### Prompt
Skip every image and restate the data word for word.

BEGIN Data listing

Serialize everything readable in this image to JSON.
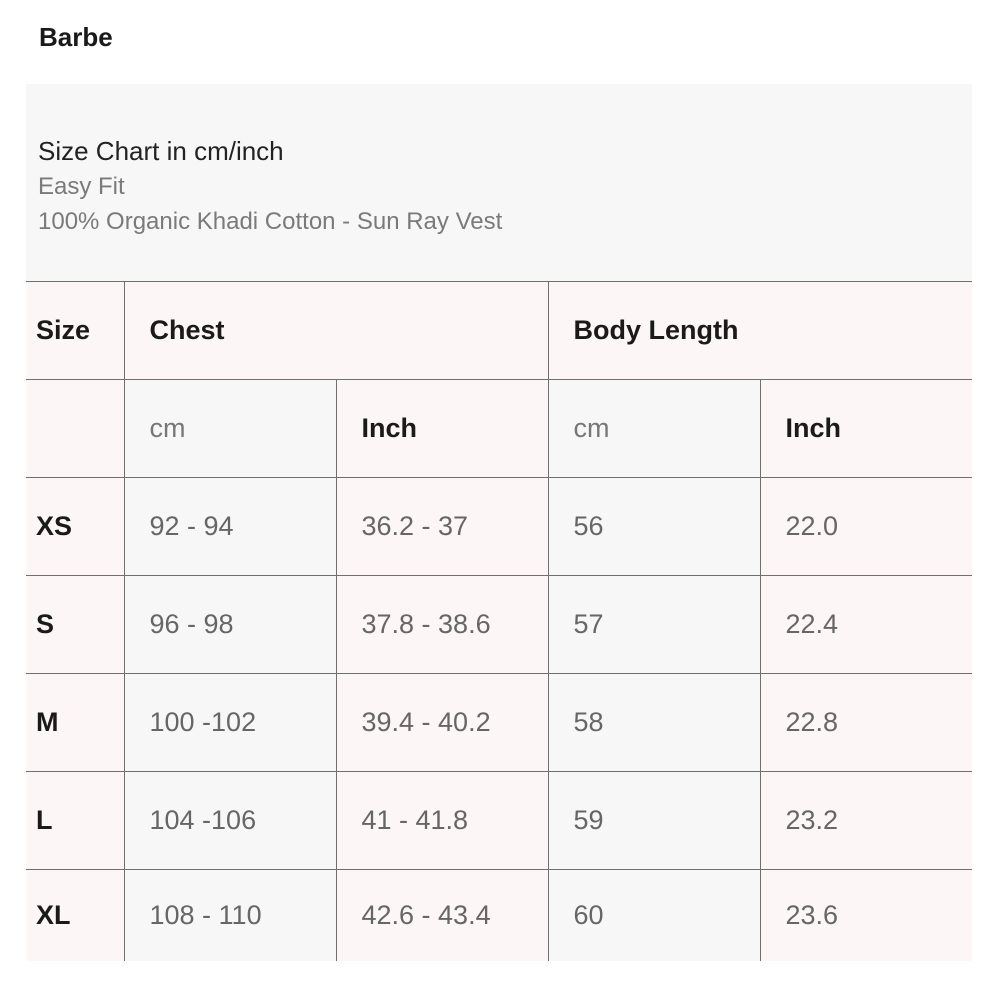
{
  "brand": "Barbe",
  "intro": {
    "title": "Size Chart in cm/inch",
    "fit": "Easy Fit",
    "product": "100% Organic Khadi Cotton - Sun Ray Vest"
  },
  "table": {
    "headers": {
      "size": "Size",
      "chest": "Chest",
      "body_length": "Body Length"
    },
    "subheaders": {
      "chest_cm": "cm",
      "chest_inch": "Inch",
      "body_cm": "cm",
      "body_inch": "Inch"
    },
    "rows": [
      {
        "size": "XS",
        "chest_cm": "92 - 94",
        "chest_inch": "36.2 - 37",
        "body_cm": "56",
        "body_inch": "22.0"
      },
      {
        "size": "S",
        "chest_cm": "96 - 98",
        "chest_inch": "37.8 - 38.6",
        "body_cm": "57",
        "body_inch": "22.4"
      },
      {
        "size": "M",
        "chest_cm": "100 -102",
        "chest_inch": "39.4 - 40.2",
        "body_cm": "58",
        "body_inch": "22.8"
      },
      {
        "size": "L",
        "chest_cm": "104 -106",
        "chest_inch": "41 - 41.8",
        "body_cm": "59",
        "body_inch": "23.2"
      },
      {
        "size": "XL",
        "chest_cm": "108 - 110",
        "chest_inch": "42.6 - 43.4",
        "body_cm": "60",
        "body_inch": "23.6"
      }
    ]
  },
  "colors": {
    "cell_pink": "#fcf6f6",
    "cell_gray": "#f6f7f6",
    "border": "#6f6f6f"
  }
}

END Data listing

### Final result
Serialize everything readable in this image to JSON.
{
  "brand": "Barbe",
  "intro": {
    "title": "Size Chart in cm/inch",
    "fit": "Easy Fit",
    "product": "100% Organic Khadi Cotton - Sun Ray Vest"
  },
  "table": {
    "headers": {
      "size": "Size",
      "chest": "Chest",
      "body_length": "Body Length"
    },
    "subheaders": {
      "chest_cm": "cm",
      "chest_inch": "Inch",
      "body_cm": "cm",
      "body_inch": "Inch"
    },
    "rows": [
      {
        "size": "XS",
        "chest_cm": "92 - 94",
        "chest_inch": "36.2 - 37",
        "body_cm": "56",
        "body_inch": "22.0"
      },
      {
        "size": "S",
        "chest_cm": "96 - 98",
        "chest_inch": "37.8 - 38.6",
        "body_cm": "57",
        "body_inch": "22.4"
      },
      {
        "size": "M",
        "chest_cm": "100 -102",
        "chest_inch": "39.4 - 40.2",
        "body_cm": "58",
        "body_inch": "22.8"
      },
      {
        "size": "L",
        "chest_cm": "104 -106",
        "chest_inch": "41 - 41.8",
        "body_cm": "59",
        "body_inch": "23.2"
      },
      {
        "size": "XL",
        "chest_cm": "108 - 110",
        "chest_inch": "42.6 - 43.4",
        "body_cm": "60",
        "body_inch": "23.6"
      }
    ]
  },
  "colors": {
    "cell_pink": "#fcf6f6",
    "cell_gray": "#f6f7f6",
    "border": "#6f6f6f"
  }
}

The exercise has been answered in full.